[Data items]
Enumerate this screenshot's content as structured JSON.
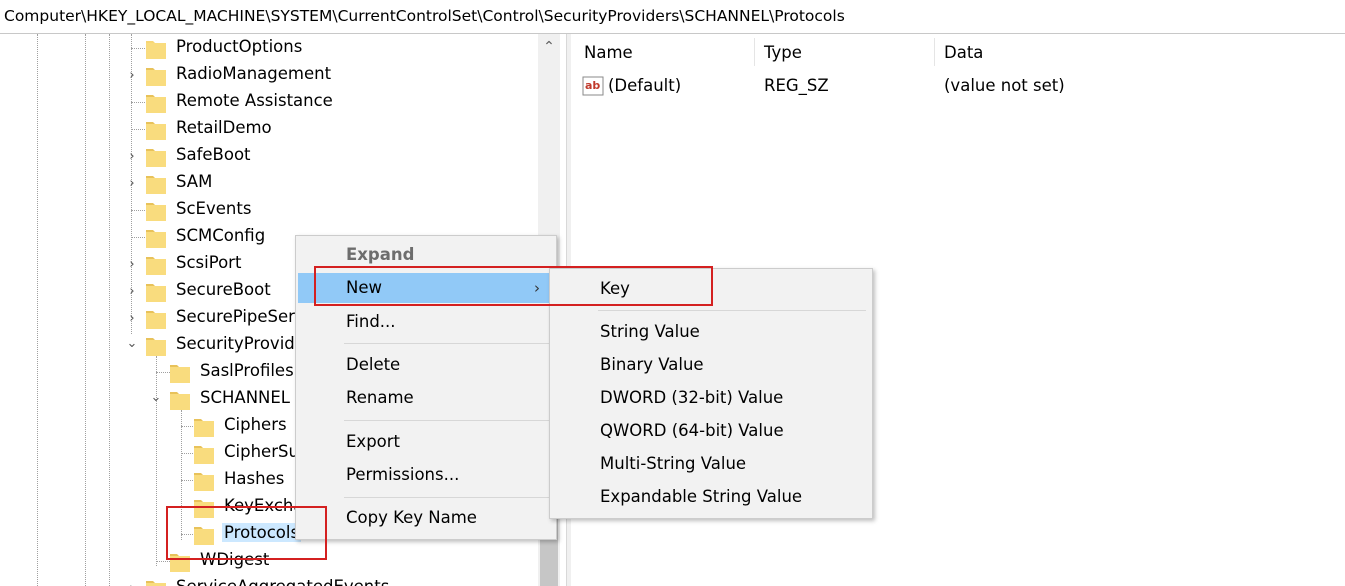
{
  "address_bar": {
    "path": "Computer\\HKEY_LOCAL_MACHINE\\SYSTEM\\CurrentControlSet\\Control\\SecurityProviders\\SCHANNEL\\Protocols"
  },
  "tree": {
    "items": [
      {
        "label": "ProductOptions"
      },
      {
        "label": "RadioManagement"
      },
      {
        "label": "Remote Assistance"
      },
      {
        "label": "RetailDemo"
      },
      {
        "label": "SafeBoot"
      },
      {
        "label": "SAM"
      },
      {
        "label": "ScEvents"
      },
      {
        "label": "SCMConfig"
      },
      {
        "label": "ScsiPort"
      },
      {
        "label": "SecureBoot"
      },
      {
        "label": "SecurePipeServ"
      },
      {
        "label": "SecurityProvide"
      },
      {
        "label": "SaslProfiles"
      },
      {
        "label": "SCHANNEL"
      },
      {
        "label": "Ciphers"
      },
      {
        "label": "CipherSu"
      },
      {
        "label": "Hashes"
      },
      {
        "label": "KeyExcha"
      },
      {
        "label": "Protocols"
      },
      {
        "label": "WDigest"
      },
      {
        "label": "ServiceAggregatedEvents"
      }
    ]
  },
  "list": {
    "columns": {
      "name": "Name",
      "type": "Type",
      "data": "Data"
    },
    "rows": [
      {
        "name": "(Default)",
        "type": "REG_SZ",
        "data": "(value not set)",
        "icon": "string-value-icon"
      }
    ]
  },
  "context_menu": {
    "items": {
      "expand": "Expand",
      "new": "New",
      "find": "Find...",
      "delete": "Delete",
      "rename": "Rename",
      "export": "Export",
      "permissions": "Permissions...",
      "copy_key_name": "Copy Key Name"
    }
  },
  "submenu": {
    "items": {
      "key": "Key",
      "string": "String Value",
      "binary": "Binary Value",
      "dword": "DWORD (32-bit) Value",
      "qword": "QWORD (64-bit) Value",
      "multi": "Multi-String Value",
      "expandable": "Expandable String Value"
    }
  },
  "colors": {
    "highlight": "#91c9f7",
    "selection": "#cce8ff",
    "annotation": "#d42020",
    "folder": "#f8d775"
  }
}
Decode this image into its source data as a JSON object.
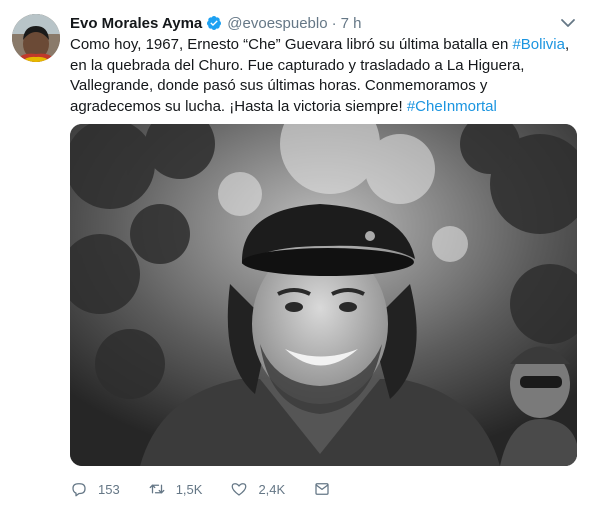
{
  "tweet": {
    "author_name": "Evo Morales Ayma",
    "handle": "@evoespueblo",
    "separator": "·",
    "time": "7 h",
    "text_parts": {
      "p1": "Como hoy, 1967, Ernesto “Che” Guevara libró su última batalla en ",
      "tag1": "#Bolivia",
      "p2": ", en la quebrada del Churo. Fue capturado y trasladado a La Higuera, Vallegrande, donde pasó sus últimas horas. Conmemoramos y agradecemos su lucha. ¡Hasta la victoria siempre! ",
      "tag2": "#CheInmortal"
    },
    "media": {
      "kind": "black-and-white photograph",
      "subject": "smiling man wearing a beret, foliage in background"
    }
  },
  "actions": {
    "reply_count": "153",
    "retweet_count": "1,5K",
    "like_count": "2,4K"
  },
  "icons": {
    "verified": "verified-badge-icon",
    "caret": "chevron-down-icon",
    "reply": "reply-icon",
    "retweet": "retweet-icon",
    "like": "heart-icon",
    "dm": "direct-message-icon"
  },
  "colors": {
    "link": "#1b95e0",
    "verified": "#1da1f2",
    "muted": "#657786",
    "text": "#14171a"
  }
}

**Exercise**: Reproduce the material above verbatim; omit every picture.

**Output**:
Enumerate this screenshot's content as structured JSON.
{
  "address_bar": {
    "path": "Computer\\HKEY_LOCAL_MACHINE\\SYSTEM\\CurrentControlSet\\Control\\SecurityProviders\\SCHANNEL\\Protocols"
  },
  "tree": {
    "items": [
      {
        "label": "ProductOptions"
      },
      {
        "label": "RadioManagement"
      },
      {
        "label": "Remote Assistance"
      },
      {
        "label": "RetailDemo"
      },
      {
        "label": "SafeBoot"
      },
      {
        "label": "SAM"
      },
      {
        "label": "ScEvents"
      },
      {
        "label": "SCMConfig"
      },
      {
        "label": "ScsiPort"
      },
      {
        "label": "SecureBoot"
      },
      {
        "label": "SecurePipeServ"
      },
      {
        "label": "SecurityProvide"
      },
      {
        "label": "SaslProfiles"
      },
      {
        "label": "SCHANNEL"
      },
      {
        "label": "Ciphers"
      },
      {
        "label": "CipherSu"
      },
      {
        "label": "Hashes"
      },
      {
        "label": "KeyExcha"
      },
      {
        "label": "Protocols"
      },
      {
        "label": "WDigest"
      },
      {
        "label": "ServiceAggregatedEvents"
      }
    ]
  },
  "list": {
    "columns": {
      "name": "Name",
      "type": "Type",
      "data": "Data"
    },
    "rows": [
      {
        "name": "(Default)",
        "type": "REG_SZ",
        "data": "(value not set)",
        "icon": "string-value-icon"
      }
    ]
  },
  "context_menu": {
    "items": {
      "expand": "Expand",
      "new": "New",
      "find": "Find...",
      "delete": "Delete",
      "rename": "Rename",
      "export": "Export",
      "permissions": "Permissions...",
      "copy_key_name": "Copy Key Name"
    }
  },
  "submenu": {
    "items": {
      "key": "Key",
      "string": "String Value",
      "binary": "Binary Value",
      "dword": "DWORD (32-bit) Value",
      "qword": "QWORD (64-bit) Value",
      "multi": "Multi-String Value",
      "expandable": "Expandable String Value"
    }
  },
  "colors": {
    "highlight": "#91c9f7",
    "selection": "#cce8ff",
    "annotation": "#d42020",
    "folder": "#f8d775"
  }
}
Decode this image into its source data as a JSON object.
{
  "tweet": {
    "author_name": "Evo Morales Ayma",
    "handle": "@evoespueblo",
    "separator": "·",
    "time": "7 h",
    "text_parts": {
      "p1": "Como hoy, 1967, Ernesto “Che” Guevara libró su última batalla en ",
      "tag1": "#Bolivia",
      "p2": ", en la quebrada del Churo. Fue capturado y trasladado a La Higuera, Vallegrande, donde pasó sus últimas horas. Conmemoramos y agradecemos su lucha. ¡Hasta la victoria siempre! ",
      "tag2": "#CheInmortal"
    },
    "media": {
      "kind": "black-and-white photograph",
      "subject": "smiling man wearing a beret, foliage in background"
    }
  },
  "actions": {
    "reply_count": "153",
    "retweet_count": "1,5K",
    "like_count": "2,4K"
  },
  "icons": {
    "verified": "verified-badge-icon",
    "caret": "chevron-down-icon",
    "reply": "reply-icon",
    "retweet": "retweet-icon",
    "like": "heart-icon",
    "dm": "direct-message-icon"
  },
  "colors": {
    "link": "#1b95e0",
    "verified": "#1da1f2",
    "muted": "#657786",
    "text": "#14171a"
  }
}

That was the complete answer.